>> Start
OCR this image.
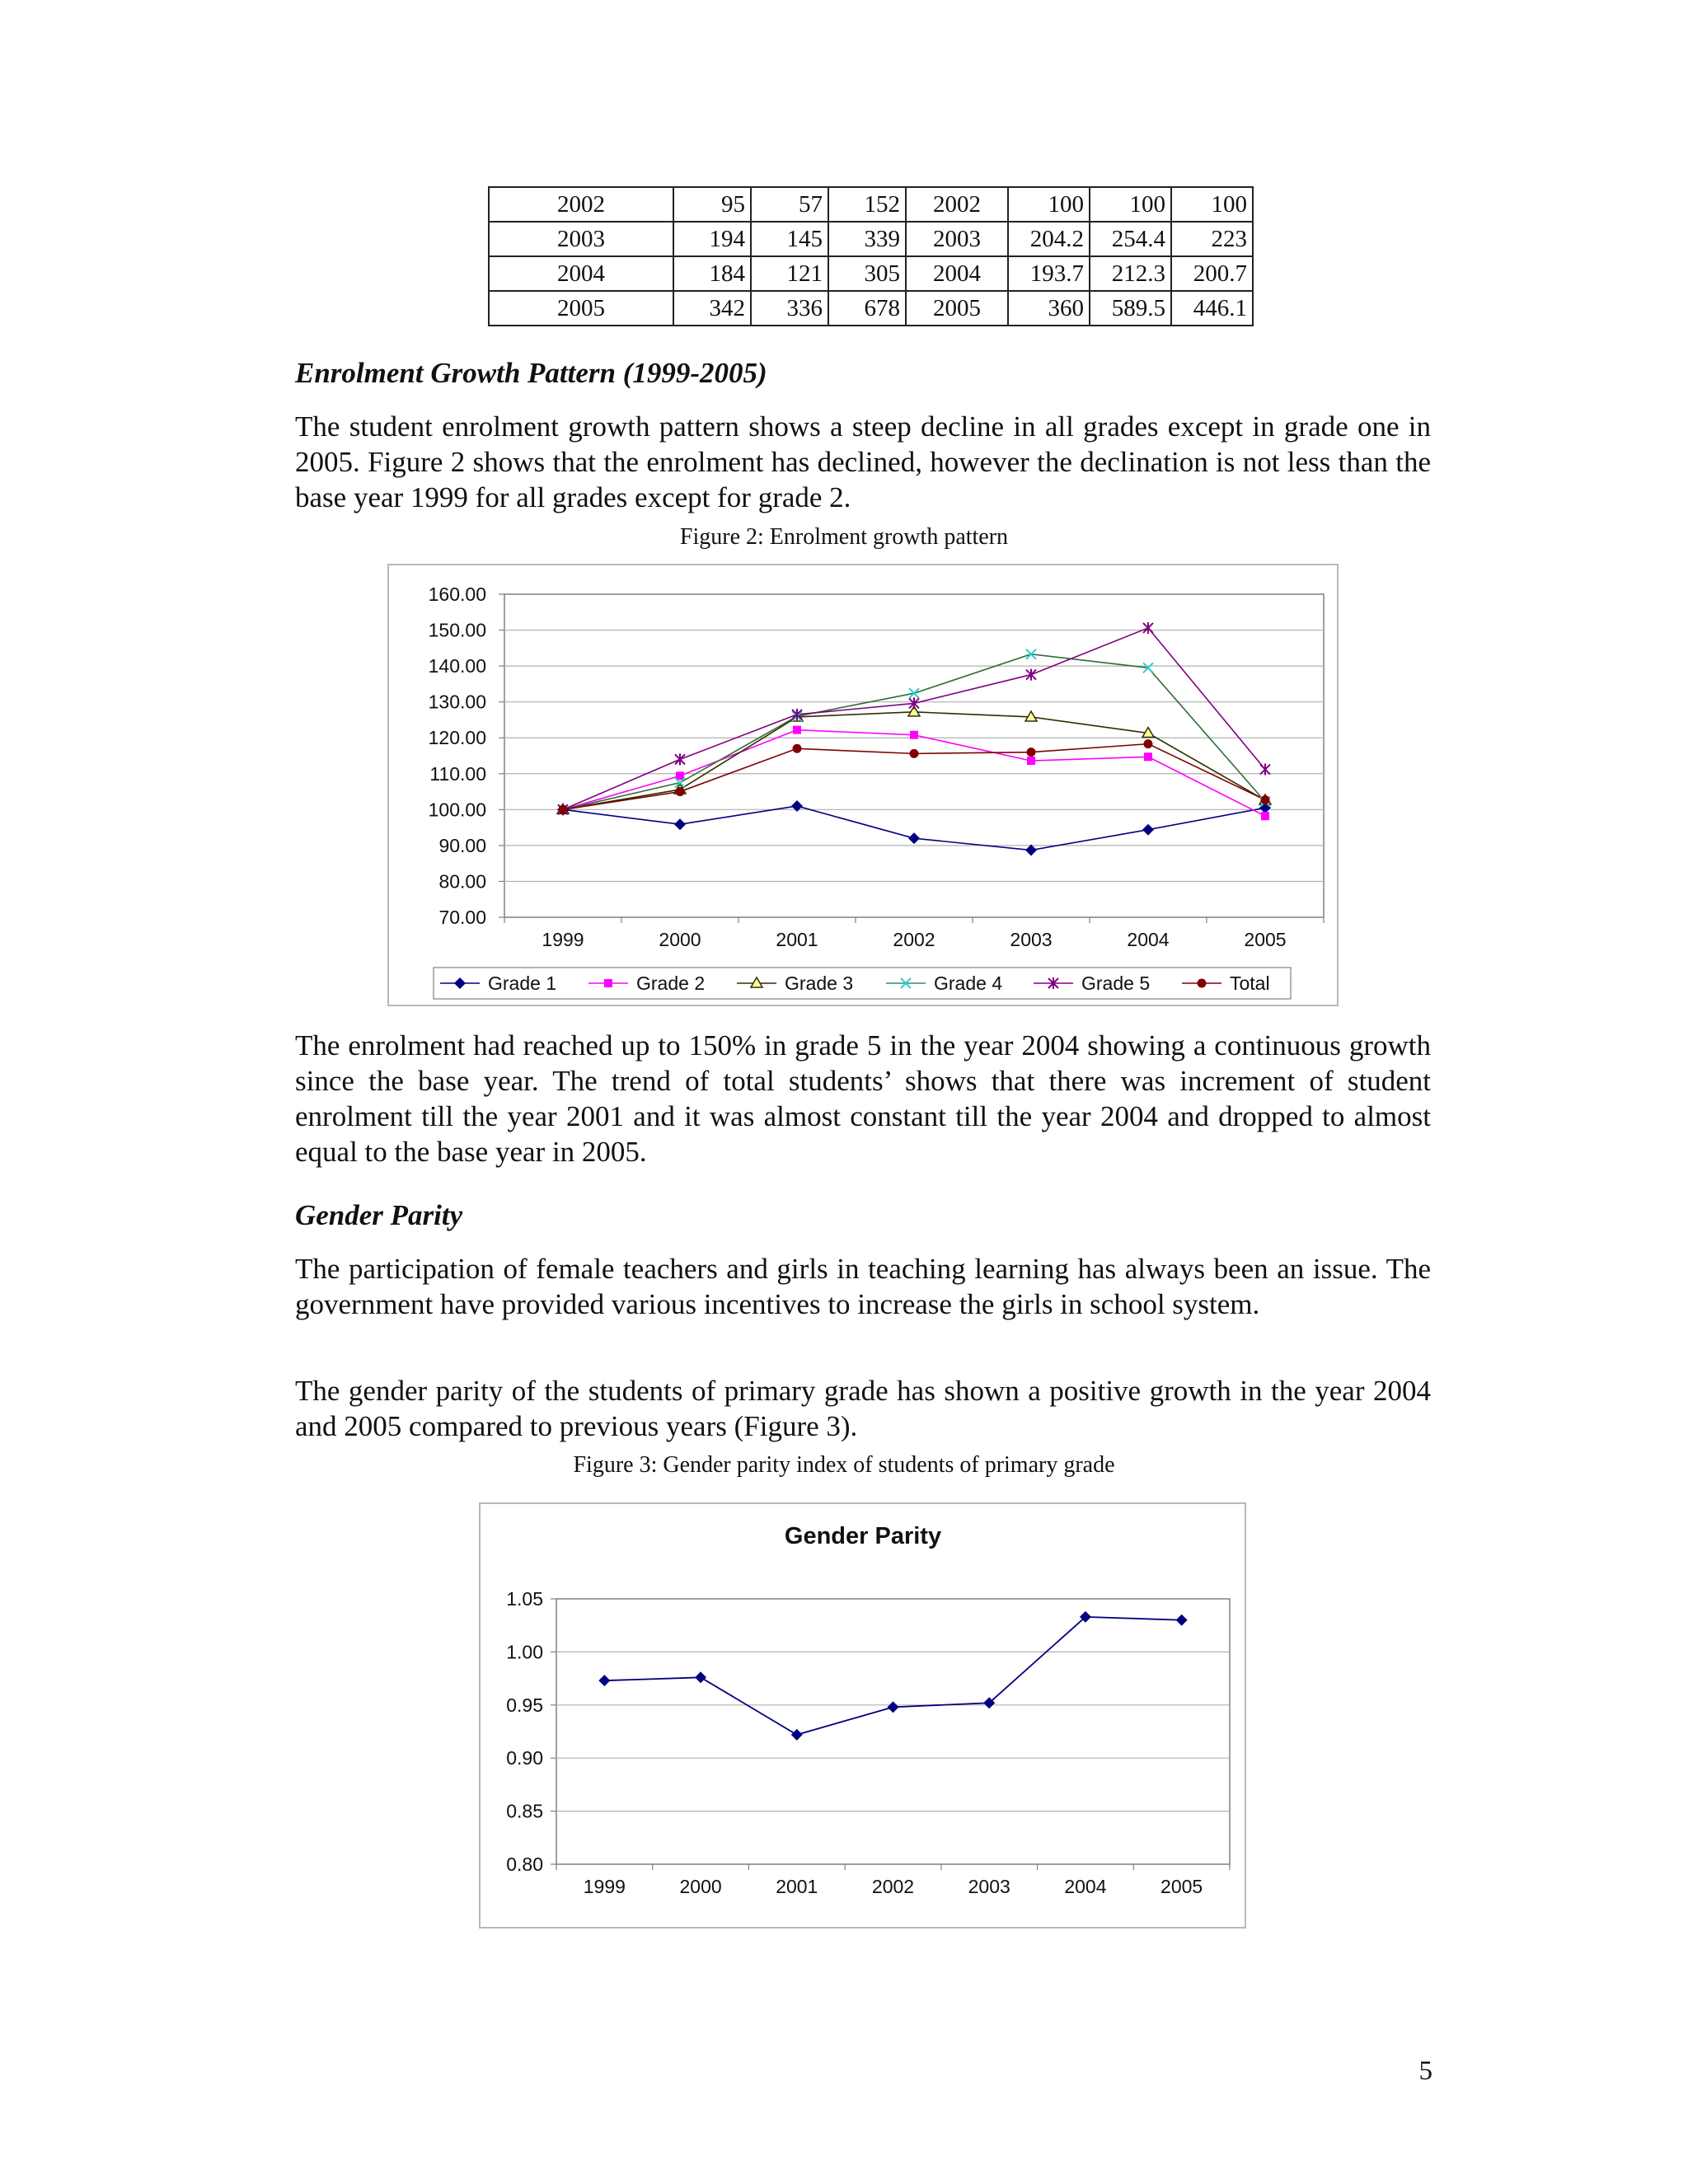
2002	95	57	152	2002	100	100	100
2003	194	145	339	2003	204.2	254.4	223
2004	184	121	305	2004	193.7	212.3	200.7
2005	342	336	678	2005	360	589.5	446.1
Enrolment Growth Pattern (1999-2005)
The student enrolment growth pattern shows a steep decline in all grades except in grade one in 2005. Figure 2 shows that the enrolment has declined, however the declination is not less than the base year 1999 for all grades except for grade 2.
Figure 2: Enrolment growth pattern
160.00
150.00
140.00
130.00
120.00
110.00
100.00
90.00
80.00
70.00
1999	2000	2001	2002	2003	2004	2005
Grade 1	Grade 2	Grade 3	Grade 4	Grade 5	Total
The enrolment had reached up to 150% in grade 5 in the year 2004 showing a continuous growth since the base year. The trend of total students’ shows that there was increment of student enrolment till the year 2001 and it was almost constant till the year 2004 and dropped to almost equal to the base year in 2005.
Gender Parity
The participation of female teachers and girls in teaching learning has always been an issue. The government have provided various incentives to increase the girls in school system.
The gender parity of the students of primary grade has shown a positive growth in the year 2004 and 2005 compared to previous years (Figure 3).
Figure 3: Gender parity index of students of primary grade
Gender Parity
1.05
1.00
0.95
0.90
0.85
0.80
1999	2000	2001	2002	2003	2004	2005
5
>> End
_REQUIRED TASK:_ Where does the word "primary" appear? Return each line that holds it.

_OUTPUT FOR THIS EXERCISE:_
The gender parity of the students of primary grade has shown a positive growth in the year 2004 and 2005 compared to previous years (Figure 3).
Figure 3: Gender parity index of students of primary grade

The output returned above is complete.